ZU BEARBEITEN —
a) Schreiben Sie bitte den Abschnitt der Seite wortgetreu ab, beginnend bei „Alles zum Thema“ und endend bei „provokante Überschriften ausgedacht.“.
b) Wozu hat das Abstimmungsergebnis David Cameron laut der „Scottish Daily Mail“ auf der Seite gezwungen?

SEITE —
+++

Alles zum Thema Angela Merkel

„The Guardian“: „Schon jetzt haben die Konsequenzen des Votums begonnen, die Zukunft Großbritanniens in einer grundlegenden und gefährlichen Weise zu verändern.“

„Scottish Daily Mail“: „Das Abstimmungsergebnis hat David Cameron dazu gezwungen zurückzutreten und den Traum der schottischen Regierungschefin Nicola von der Unabhängigkeit wiederbelebt.“ 

Einige Londoner Boulevard-Zeitungen haben sich besonders provokante Überschriften ausgedacht.

+++

EXTRAHIERTE INFORMATIONEN —
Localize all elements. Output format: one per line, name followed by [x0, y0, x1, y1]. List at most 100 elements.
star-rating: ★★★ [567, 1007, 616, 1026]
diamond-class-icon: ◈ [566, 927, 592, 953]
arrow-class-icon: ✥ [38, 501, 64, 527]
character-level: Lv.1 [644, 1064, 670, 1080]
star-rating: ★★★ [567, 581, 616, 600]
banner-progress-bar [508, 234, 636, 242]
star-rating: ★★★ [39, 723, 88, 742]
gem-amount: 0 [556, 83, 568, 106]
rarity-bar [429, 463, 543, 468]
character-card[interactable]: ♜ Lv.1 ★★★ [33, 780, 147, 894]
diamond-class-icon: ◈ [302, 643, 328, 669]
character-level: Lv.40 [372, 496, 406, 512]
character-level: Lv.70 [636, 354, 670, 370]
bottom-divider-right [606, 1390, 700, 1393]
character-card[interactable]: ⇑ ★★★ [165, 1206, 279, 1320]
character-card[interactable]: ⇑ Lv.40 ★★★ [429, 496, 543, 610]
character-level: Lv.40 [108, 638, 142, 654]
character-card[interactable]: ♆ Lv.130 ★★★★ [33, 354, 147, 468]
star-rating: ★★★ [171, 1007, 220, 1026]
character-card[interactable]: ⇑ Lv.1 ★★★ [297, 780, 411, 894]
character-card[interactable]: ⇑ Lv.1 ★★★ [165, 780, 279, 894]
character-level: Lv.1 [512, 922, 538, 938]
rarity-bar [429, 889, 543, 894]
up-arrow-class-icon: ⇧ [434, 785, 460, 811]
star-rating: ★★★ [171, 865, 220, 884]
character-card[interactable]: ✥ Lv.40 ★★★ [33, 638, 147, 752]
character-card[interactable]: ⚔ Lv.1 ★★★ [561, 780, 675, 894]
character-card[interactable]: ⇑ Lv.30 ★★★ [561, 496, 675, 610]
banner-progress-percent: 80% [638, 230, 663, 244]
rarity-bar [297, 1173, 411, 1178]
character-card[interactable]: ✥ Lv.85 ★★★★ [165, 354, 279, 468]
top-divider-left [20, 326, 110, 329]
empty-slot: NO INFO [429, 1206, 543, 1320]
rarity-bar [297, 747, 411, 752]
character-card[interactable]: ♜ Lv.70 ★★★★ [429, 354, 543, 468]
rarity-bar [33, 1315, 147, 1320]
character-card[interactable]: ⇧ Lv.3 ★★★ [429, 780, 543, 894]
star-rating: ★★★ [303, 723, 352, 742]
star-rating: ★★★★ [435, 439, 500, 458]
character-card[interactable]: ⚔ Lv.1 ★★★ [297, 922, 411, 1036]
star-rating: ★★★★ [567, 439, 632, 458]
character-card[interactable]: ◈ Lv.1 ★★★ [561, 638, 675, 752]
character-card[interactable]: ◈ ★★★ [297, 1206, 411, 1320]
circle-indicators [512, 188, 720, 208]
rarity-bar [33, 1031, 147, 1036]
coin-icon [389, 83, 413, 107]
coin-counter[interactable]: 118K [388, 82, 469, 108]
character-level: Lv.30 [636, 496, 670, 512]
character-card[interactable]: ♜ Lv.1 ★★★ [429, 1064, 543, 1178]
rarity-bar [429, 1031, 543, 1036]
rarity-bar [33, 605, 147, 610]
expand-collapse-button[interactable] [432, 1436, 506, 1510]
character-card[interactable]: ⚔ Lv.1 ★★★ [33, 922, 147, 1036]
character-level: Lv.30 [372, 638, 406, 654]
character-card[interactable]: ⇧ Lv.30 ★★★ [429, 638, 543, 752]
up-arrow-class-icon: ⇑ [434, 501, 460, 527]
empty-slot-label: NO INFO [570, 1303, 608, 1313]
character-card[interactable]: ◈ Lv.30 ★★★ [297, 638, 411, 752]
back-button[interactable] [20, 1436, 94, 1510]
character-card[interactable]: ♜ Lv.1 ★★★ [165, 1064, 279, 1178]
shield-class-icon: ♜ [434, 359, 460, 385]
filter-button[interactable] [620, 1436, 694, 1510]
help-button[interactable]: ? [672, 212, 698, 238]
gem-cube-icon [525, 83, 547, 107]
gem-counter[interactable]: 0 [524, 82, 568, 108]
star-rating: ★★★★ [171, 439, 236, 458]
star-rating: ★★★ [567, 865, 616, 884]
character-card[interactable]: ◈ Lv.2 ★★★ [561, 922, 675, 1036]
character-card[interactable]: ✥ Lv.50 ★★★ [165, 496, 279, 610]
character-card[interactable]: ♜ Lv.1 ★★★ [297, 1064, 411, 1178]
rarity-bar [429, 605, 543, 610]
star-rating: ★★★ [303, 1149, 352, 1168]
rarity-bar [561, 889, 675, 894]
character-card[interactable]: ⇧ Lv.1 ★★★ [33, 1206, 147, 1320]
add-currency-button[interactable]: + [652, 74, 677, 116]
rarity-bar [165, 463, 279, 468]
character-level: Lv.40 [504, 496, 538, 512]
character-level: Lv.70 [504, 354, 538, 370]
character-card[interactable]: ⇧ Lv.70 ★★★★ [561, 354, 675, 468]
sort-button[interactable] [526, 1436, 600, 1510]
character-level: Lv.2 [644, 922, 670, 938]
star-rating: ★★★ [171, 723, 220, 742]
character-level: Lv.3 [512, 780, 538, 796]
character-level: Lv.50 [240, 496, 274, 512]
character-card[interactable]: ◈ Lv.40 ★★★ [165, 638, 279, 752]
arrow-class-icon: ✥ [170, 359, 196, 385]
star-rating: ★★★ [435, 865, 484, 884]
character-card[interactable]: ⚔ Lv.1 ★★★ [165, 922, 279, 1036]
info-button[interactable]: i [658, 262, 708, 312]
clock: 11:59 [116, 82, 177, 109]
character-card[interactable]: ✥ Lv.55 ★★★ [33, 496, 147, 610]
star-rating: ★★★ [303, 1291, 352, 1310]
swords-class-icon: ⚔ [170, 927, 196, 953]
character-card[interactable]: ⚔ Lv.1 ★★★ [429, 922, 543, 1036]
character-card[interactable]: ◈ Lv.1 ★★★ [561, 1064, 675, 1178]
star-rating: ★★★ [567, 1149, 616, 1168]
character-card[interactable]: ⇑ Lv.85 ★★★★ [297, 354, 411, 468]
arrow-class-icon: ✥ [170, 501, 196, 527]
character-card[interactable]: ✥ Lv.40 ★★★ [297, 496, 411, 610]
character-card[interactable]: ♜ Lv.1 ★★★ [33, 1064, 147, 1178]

+++

LÖSUNGEN —
a)
Alles zum Thema Angela Merkel

„The Guardian“: „Schon jetzt haben die Konsequenzen des Votums begonnen, die Zukunft Großbritanniens in einer grundlegenden und gefährlichen Weise zu verändern.“

„Scottish Daily Mail“: „Das Abstimmungsergebnis hat David Cameron dazu gezwungen zurückzutreten und den Traum der schottischen Regierungschefin Nicola von der Unabhängigkeit wiederbelebt.“ 

Einige Londoner Boulevard-Zeitungen haben sich besonders provokante Überschriften ausgedacht.

b) Zum Rücktritt.